Transcribe all of the data exactly. Omit the pictures.

--- START ---

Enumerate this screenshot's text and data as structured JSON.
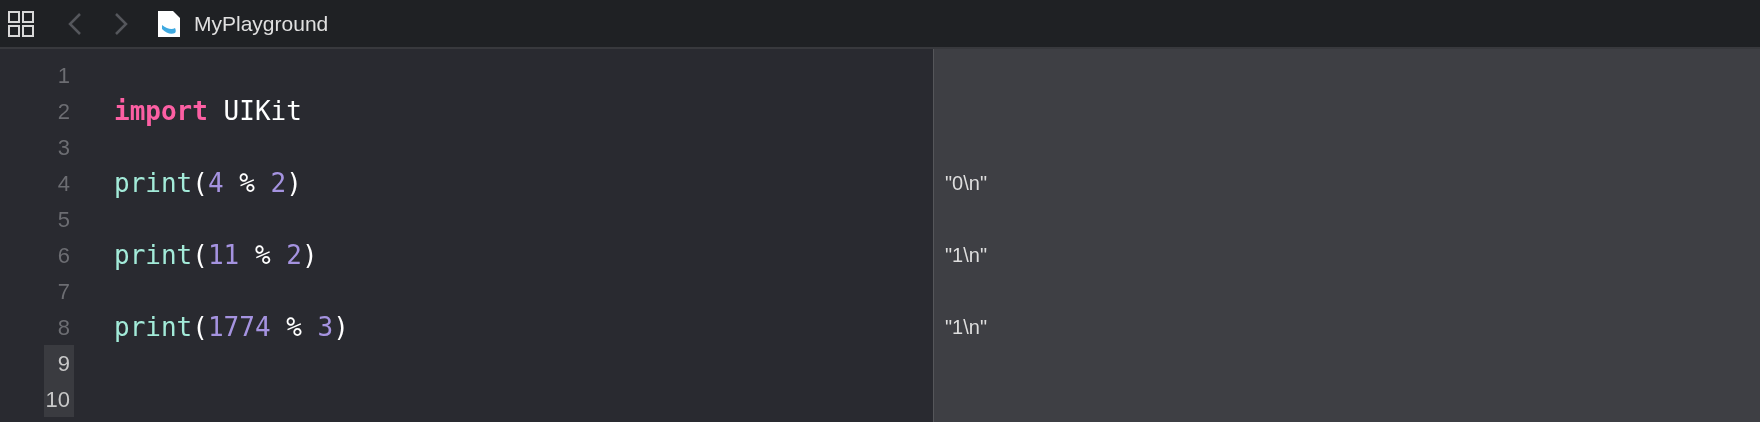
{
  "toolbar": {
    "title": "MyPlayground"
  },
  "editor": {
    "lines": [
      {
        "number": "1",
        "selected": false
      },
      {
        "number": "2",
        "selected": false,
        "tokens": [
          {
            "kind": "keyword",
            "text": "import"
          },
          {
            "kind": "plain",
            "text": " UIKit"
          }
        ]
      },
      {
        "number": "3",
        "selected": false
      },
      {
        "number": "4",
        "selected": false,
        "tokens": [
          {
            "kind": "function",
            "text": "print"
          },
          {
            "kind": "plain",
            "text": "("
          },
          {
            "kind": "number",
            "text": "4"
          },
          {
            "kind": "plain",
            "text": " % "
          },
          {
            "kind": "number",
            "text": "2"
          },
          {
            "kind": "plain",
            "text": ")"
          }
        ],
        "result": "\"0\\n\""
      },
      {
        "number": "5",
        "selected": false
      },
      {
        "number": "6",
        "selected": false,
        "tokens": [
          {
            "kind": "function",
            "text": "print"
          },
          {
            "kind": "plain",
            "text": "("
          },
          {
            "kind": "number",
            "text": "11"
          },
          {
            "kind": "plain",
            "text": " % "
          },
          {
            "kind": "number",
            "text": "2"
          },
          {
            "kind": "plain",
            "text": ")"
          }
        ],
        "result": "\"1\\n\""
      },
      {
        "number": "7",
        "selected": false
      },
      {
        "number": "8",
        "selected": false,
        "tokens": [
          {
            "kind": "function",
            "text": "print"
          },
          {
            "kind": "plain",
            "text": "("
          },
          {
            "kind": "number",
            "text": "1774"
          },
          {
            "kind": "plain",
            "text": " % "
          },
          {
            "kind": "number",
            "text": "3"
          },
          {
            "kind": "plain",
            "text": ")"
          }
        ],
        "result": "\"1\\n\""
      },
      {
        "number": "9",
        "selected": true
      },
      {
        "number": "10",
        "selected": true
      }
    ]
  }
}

--- END ---

## Worked answer
Enumerate this screenshot's text and data as structured JSON.
{
  "toolbar": {
    "title": "MyPlayground"
  },
  "editor": {
    "lines": [
      {
        "number": "1",
        "selected": false
      },
      {
        "number": "2",
        "selected": false,
        "tokens": [
          {
            "kind": "keyword",
            "text": "import"
          },
          {
            "kind": "plain",
            "text": " UIKit"
          }
        ]
      },
      {
        "number": "3",
        "selected": false
      },
      {
        "number": "4",
        "selected": false,
        "tokens": [
          {
            "kind": "function",
            "text": "print"
          },
          {
            "kind": "plain",
            "text": "("
          },
          {
            "kind": "number",
            "text": "4"
          },
          {
            "kind": "plain",
            "text": " % "
          },
          {
            "kind": "number",
            "text": "2"
          },
          {
            "kind": "plain",
            "text": ")"
          }
        ],
        "result": "\"0\\n\""
      },
      {
        "number": "5",
        "selected": false
      },
      {
        "number": "6",
        "selected": false,
        "tokens": [
          {
            "kind": "function",
            "text": "print"
          },
          {
            "kind": "plain",
            "text": "("
          },
          {
            "kind": "number",
            "text": "11"
          },
          {
            "kind": "plain",
            "text": " % "
          },
          {
            "kind": "number",
            "text": "2"
          },
          {
            "kind": "plain",
            "text": ")"
          }
        ],
        "result": "\"1\\n\""
      },
      {
        "number": "7",
        "selected": false
      },
      {
        "number": "8",
        "selected": false,
        "tokens": [
          {
            "kind": "function",
            "text": "print"
          },
          {
            "kind": "plain",
            "text": "("
          },
          {
            "kind": "number",
            "text": "1774"
          },
          {
            "kind": "plain",
            "text": " % "
          },
          {
            "kind": "number",
            "text": "3"
          },
          {
            "kind": "plain",
            "text": ")"
          }
        ],
        "result": "\"1\\n\""
      },
      {
        "number": "9",
        "selected": true
      },
      {
        "number": "10",
        "selected": true
      }
    ]
  }
}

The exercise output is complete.